▶ PROMPT:
Your task is to copy every line of the records below that contains "ComfyUI".

┄┄┄┄┄┄

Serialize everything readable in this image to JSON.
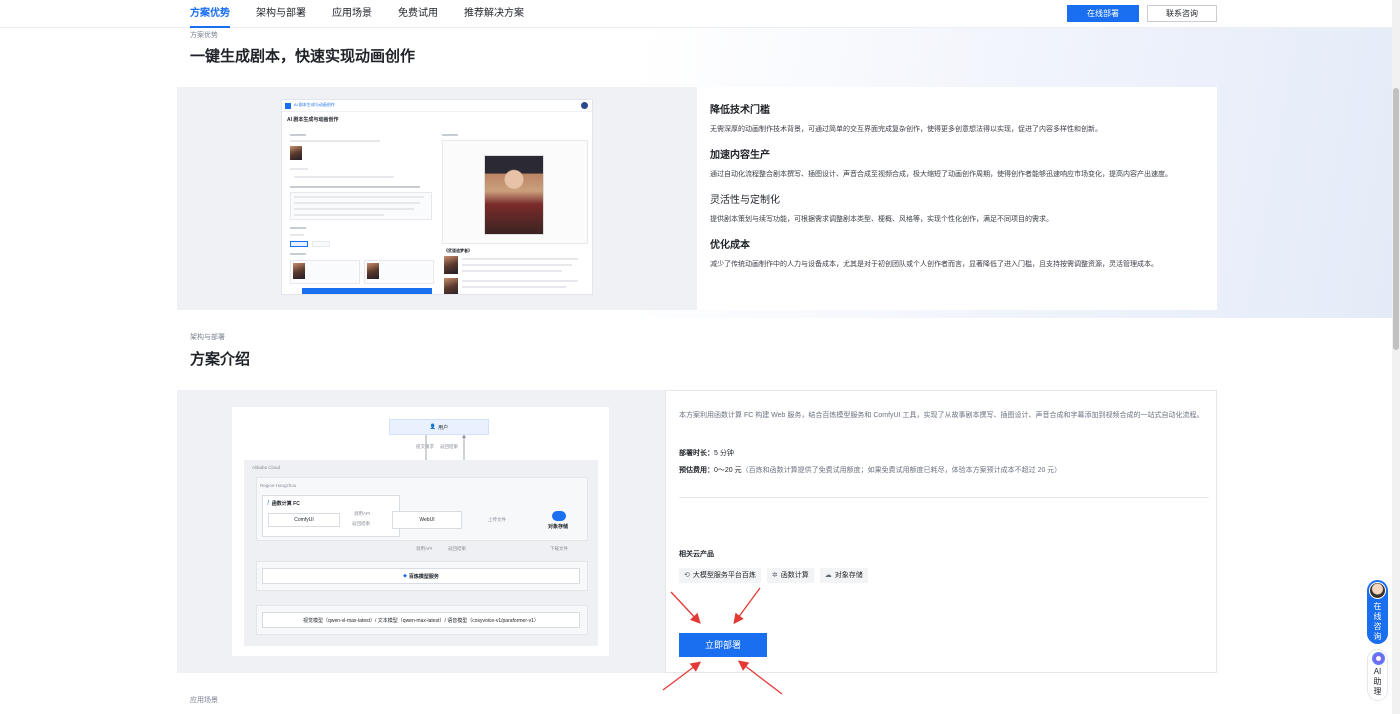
{
  "nav": {
    "tabs": [
      "方案优势",
      "架构与部署",
      "应用场景",
      "免费试用",
      "推荐解决方案"
    ],
    "active_index": 0,
    "deploy_online": "在线部署",
    "contact": "联系咨询"
  },
  "advantages": {
    "eyebrow": "方案优势",
    "title": "一键生成剧本，快速实现动画创作",
    "mockup": {
      "header": "AI 剧本生成与动画创作",
      "subtitle": "AI 剧本生成与动画创作",
      "story_title": "《武道追梦者》"
    },
    "features": [
      {
        "title": "降低技术门槛",
        "desc": "无需深厚的动画制作技术背景，可通过简单的交互界面完成复杂创作，使得更多创意想法得以实现，促进了内容多样性和创新。"
      },
      {
        "title": "加速内容生产",
        "desc": "通过自动化流程整合剧本撰写、插图设计、声音合成至视频合成，极大缩短了动画创作周期，使得创作者能够迅速响应市场变化，提高内容产出速度。"
      },
      {
        "title": "灵活性与定制化",
        "desc": "提供剧本策划与续写功能，可根据需求调整剧本类型、梗概、风格等，实现个性化创作，满足不同项目的需求。"
      },
      {
        "title": "优化成本",
        "desc": "减少了传统动画制作中的人力与设备成本，尤其是对于初创团队或个人创作者而言，显著降低了进入门槛，且支持按需调整资源，灵活管理成本。"
      }
    ]
  },
  "intro": {
    "eyebrow": "架构与部署",
    "title": "方案介绍",
    "description": "本方案利用函数计算 FC 构建 Web 服务，结合百炼模型服务和 ComfyUI 工具，实现了从故事剧本撰写、插图设计、声音合成和字幕添加到视频合成的一站式自动化流程。",
    "deploy_time_label": "部署时长：",
    "deploy_time_value": "5 分钟",
    "cost_label": "预估费用：",
    "cost_value": "0～20 元",
    "cost_note": "（百炼和函数计算提供了免费试用额度；如果免费试用额度已耗尽，体验本方案预计成本不超过 20 元）",
    "related_title": "相关云产品",
    "products": [
      {
        "icon": "bailian-icon",
        "label": "大模型服务平台百炼"
      },
      {
        "icon": "function-compute-icon",
        "label": "函数计算"
      },
      {
        "icon": "oss-icon",
        "label": "对象存储"
      }
    ],
    "deploy_button": "立即部署",
    "diagram": {
      "user": "用户",
      "submit": "提交请求",
      "return": "返回结果",
      "cloud": "Alibaba Cloud",
      "region": "Region-Hangzhou",
      "fc": "函数计算 FC",
      "comfyui": "ComfyUI",
      "call_api": "调用API",
      "return_result": "返回结果",
      "webui": "WebUI",
      "upload": "上传文件",
      "oss": "对象存储",
      "call_api2": "调用API",
      "return_result2": "返回结果",
      "download": "下载文件",
      "bailian": "百炼模型服务",
      "models": "视觉模型（qwen-vl-max-latest）/ 文本模型（qwen-max-latest）/ 语音模型（cosyvoice-v1/paraformer-v1）"
    }
  },
  "next_section": {
    "eyebrow": "应用场景"
  },
  "floating": {
    "consult": "在线咨询",
    "ai": "AI助理"
  },
  "colors": {
    "primary": "#1a6ef0",
    "arrow": "#e53935"
  }
}
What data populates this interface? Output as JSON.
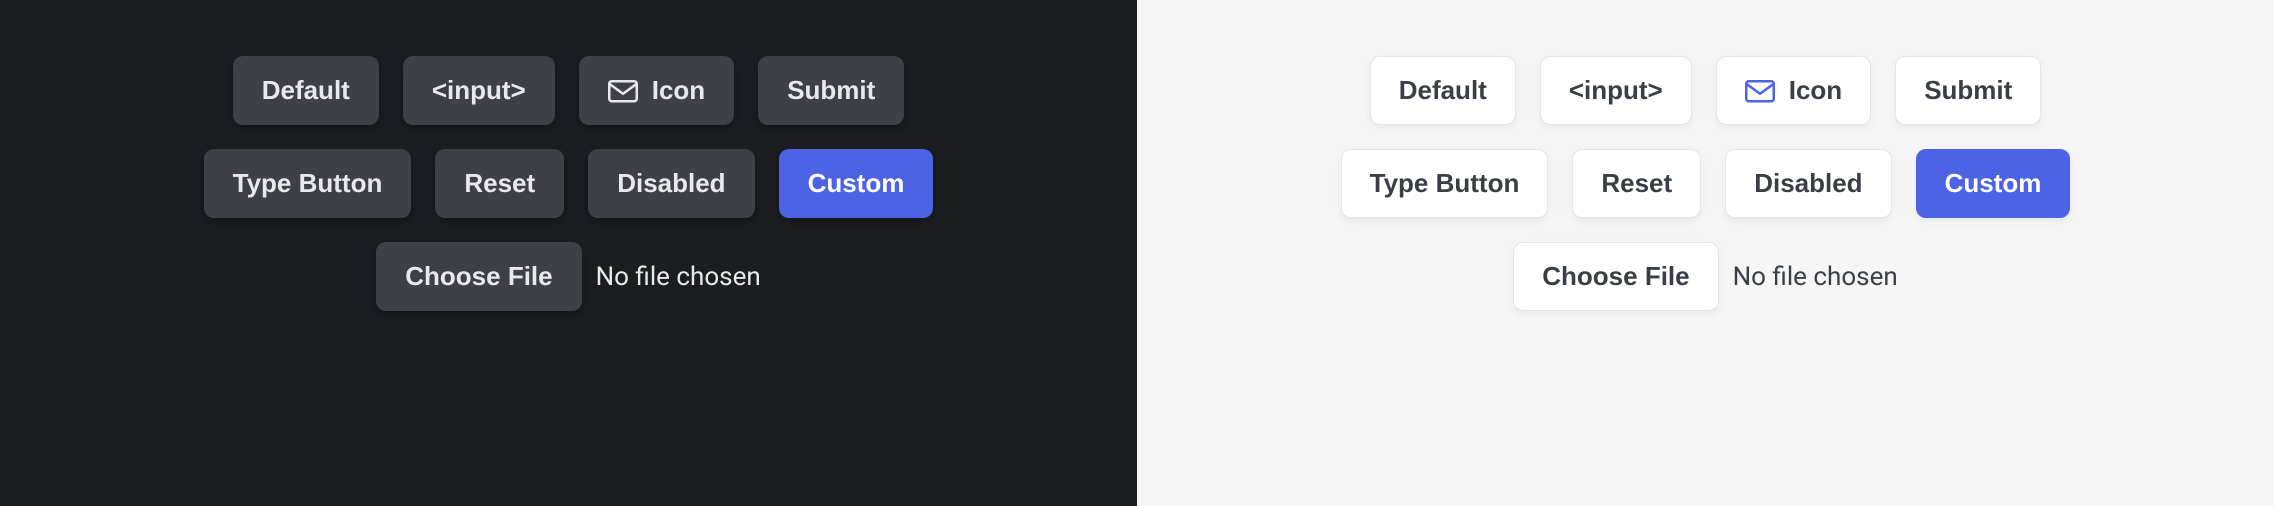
{
  "buttons": {
    "default": "Default",
    "input": "<input>",
    "icon": "Icon",
    "submit": "Submit",
    "type_button": "Type Button",
    "reset": "Reset",
    "disabled": "Disabled",
    "custom": "Custom",
    "choose_file": "Choose File"
  },
  "file_status": "No file chosen",
  "colors": {
    "accent": "#4c63e6",
    "dark_bg": "#1b1d21",
    "dark_btn": "#3d4047",
    "light_bg": "#f6f6f7",
    "light_btn": "#ffffff"
  }
}
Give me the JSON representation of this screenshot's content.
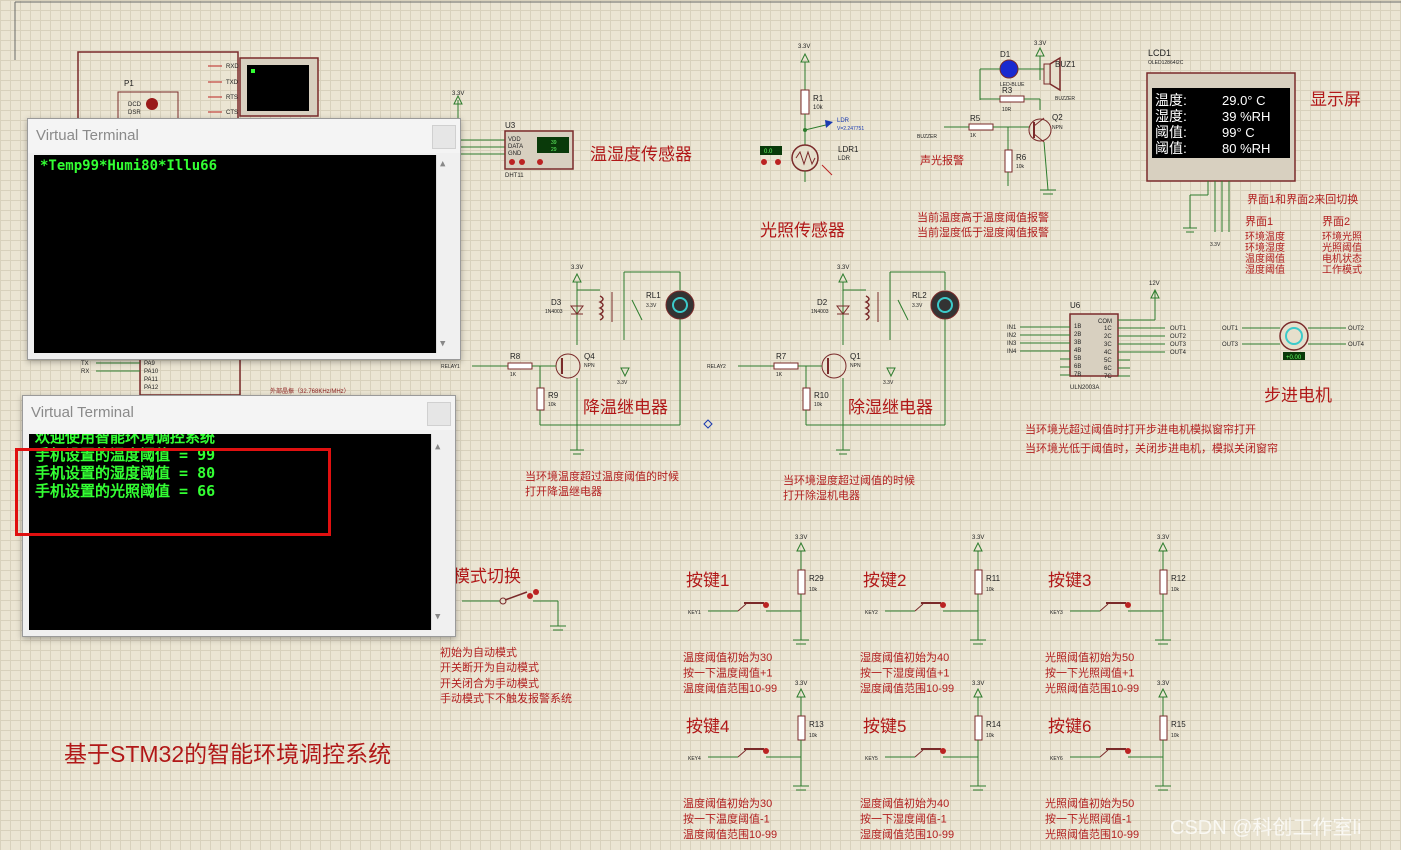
{
  "schematic": {
    "title": "基于STM32的智能环境调控系统",
    "watermark": "CSDN @科创工作室li",
    "labels": {
      "dht_section": "温湿度传感器",
      "ldr_section": "光照传感器",
      "cool_relay": "降温继电器",
      "dehum_relay": "除湿继电器",
      "lcd_section": "显示屏",
      "stepper_section": "步进电机",
      "mode_switch": "模式切换",
      "alarm": "声光报警"
    },
    "notes": {
      "alarm": [
        "当前温度高于温度阈值报警",
        "当前湿度低于湿度阈值报警"
      ],
      "cool": [
        "当环境温度超过温度阈值的时候",
        "打开降温继电器"
      ],
      "dehum": [
        "当环境湿度超过阈值的时候",
        "打开除湿机电器"
      ],
      "stepper": [
        "当环境光超过阈值时打开步进电机模拟窗帘打开",
        "当环境光低于阈值时，关闭步进电机，模拟关闭窗帘"
      ],
      "lcd_switch": "界面1和界面2来回切换",
      "page1_title": "界面1",
      "page1": [
        "环境温度",
        "环境湿度",
        "温度阈值",
        "湿度阈值"
      ],
      "page2_title": "界面2",
      "page2": [
        "环境光照",
        "光照阈值",
        "电机状态",
        "工作模式"
      ],
      "mode": [
        "初始为自动模式",
        "开关断开为自动模式",
        "开关闭合为手动模式",
        "手动模式下不触发报警系统"
      ]
    },
    "lcd": {
      "ref": "LCD1",
      "part": "OLED12864I2C",
      "rows": [
        {
          "label": "温度:",
          "value": "29.0° C"
        },
        {
          "label": "湿度:",
          "value": "39 %RH"
        },
        {
          "label": "阈值:",
          "value": "99° C"
        },
        {
          "label": "阈值:",
          "value": "80 %RH"
        }
      ],
      "pins": [
        "GND",
        "VCC",
        "SCL",
        "SDA"
      ]
    },
    "dht": {
      "ref": "U3",
      "part": "DHT11",
      "pins": [
        "VDD",
        "DATA",
        "GND"
      ],
      "val1": "39",
      "val2": "29",
      "pwr": "3.3V"
    },
    "ldr": {
      "r1": "R1",
      "r1v": "10k",
      "ref": "LDR1",
      "part": "LDR",
      "probe": "LDR",
      "voltage": "V=2.247751",
      "meter": "0.0"
    },
    "alarm_parts": {
      "led": "D1",
      "led_part": "LED-BLUE",
      "buz": "BUZ1",
      "buz_part": "BUZZER",
      "r3": "R3",
      "r3v": "10R",
      "r5": "R5",
      "r5v": "1K",
      "r6": "R6",
      "r6v": "10k",
      "q2": "Q2",
      "q2t": "NPN",
      "net": "BUZZER"
    },
    "relay1": {
      "diode": "D3",
      "dpart": "1N4003",
      "relay": "RL1",
      "rv": "3.3V",
      "q": "Q4",
      "qt": "NPN",
      "rb": "R8",
      "rbv": "1K",
      "re": "R9",
      "rev": "10k",
      "net": "RELAY1"
    },
    "relay2": {
      "diode": "D2",
      "dpart": "1N4003",
      "relay": "RL2",
      "rv": "3.3V",
      "q": "Q1",
      "qt": "NPN",
      "rb": "R7",
      "rbv": "1K",
      "re": "R10",
      "rev": "10k",
      "net": "RELAY2"
    },
    "uln": {
      "ref": "U6",
      "part": "ULN2003A",
      "in_pins": [
        "1B",
        "2B",
        "3B",
        "4B",
        "5B",
        "6B",
        "7B"
      ],
      "out_pins": [
        "COM",
        "1C",
        "2C",
        "3C",
        "4C",
        "5C",
        "6C",
        "7C"
      ],
      "inputs": [
        "IN1",
        "IN2",
        "IN3",
        "IN4"
      ],
      "outputs": [
        "OUT1",
        "OUT2",
        "OUT3",
        "OUT4"
      ],
      "vcc": "12V"
    },
    "stepper": {
      "outs_left": [
        "OUT1",
        "OUT3"
      ],
      "outs_right": [
        "OUT2",
        "OUT4"
      ],
      "readout": "+0.00"
    },
    "mcu": {
      "ref": "P1",
      "pins_top": [
        "RXD",
        "TXD",
        "RTS",
        "CTS"
      ],
      "pins_left": [
        "DCD",
        "DSR"
      ],
      "pins_pa": [
        "PA9",
        "PA10",
        "PA11",
        "PA12"
      ],
      "tx": "TX",
      "rx": "RX",
      "crystal": "外部晶振（32.768KHz/MHz）"
    },
    "buttons": [
      {
        "title": "按键1",
        "r": "R29",
        "rv": "10k",
        "key": "KEY1",
        "notes": [
          "温度阈值初始为30",
          "按一下温度阈值+1",
          "温度阈值范围10-99"
        ]
      },
      {
        "title": "按键2",
        "r": "R11",
        "rv": "10k",
        "key": "KEY2",
        "notes": [
          "湿度阈值初始为40",
          "按一下湿度阈值+1",
          "湿度阈值范围10-99"
        ]
      },
      {
        "title": "按键3",
        "r": "R12",
        "rv": "10k",
        "key": "KEY3",
        "notes": [
          "光照阈值初始为50",
          "按一下光照阈值+1",
          "光照阈值范围10-99"
        ]
      },
      {
        "title": "按键4",
        "r": "R13",
        "rv": "10k",
        "key": "KEY4",
        "notes": [
          "温度阈值初始为30",
          "按一下温度阈值-1",
          "温度阈值范围10-99"
        ]
      },
      {
        "title": "按键5",
        "r": "R14",
        "rv": "10k",
        "key": "KEY5",
        "notes": [
          "湿度阈值初始为40",
          "按一下湿度阈值-1",
          "湿度阈值范围10-99"
        ]
      },
      {
        "title": "按键6",
        "r": "R15",
        "rv": "10k",
        "key": "KEY6",
        "notes": [
          "光照阈值初始为50",
          "按一下光照阈值-1",
          "光照阈值范围10-99"
        ]
      }
    ],
    "vcc_label": "3.3V"
  },
  "terminal1": {
    "title": "Virtual Terminal",
    "lines": [
      "*Temp99*Humi80*Illu66"
    ]
  },
  "terminal2": {
    "title": "Virtual Terminal",
    "lines": [
      "欢迎使用智能环境调控系统",
      "手机设置的温度阈值 = 99",
      "手机设置的湿度阈值 = 80",
      "手机设置的光照阈值 = 66"
    ]
  },
  "colors": {
    "wire": "#2c7c2c",
    "part": "#8a1c1c",
    "label": "#b11818",
    "note": "#b22020",
    "terminal_text": "#33ff33",
    "highlight": "#e01010"
  }
}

┄┄┄┄┄┄

▶ RESULT:
    "description": "本方案利用函数计算 FC 构建 Web 服务，结合百炼模型服务和 ComfyUI 工具，实现了从故事剧本撰写、插图设计、声音合成和字幕添加到视频合成的一站式自动化流程。",
      "comfyui": "ComfyUI",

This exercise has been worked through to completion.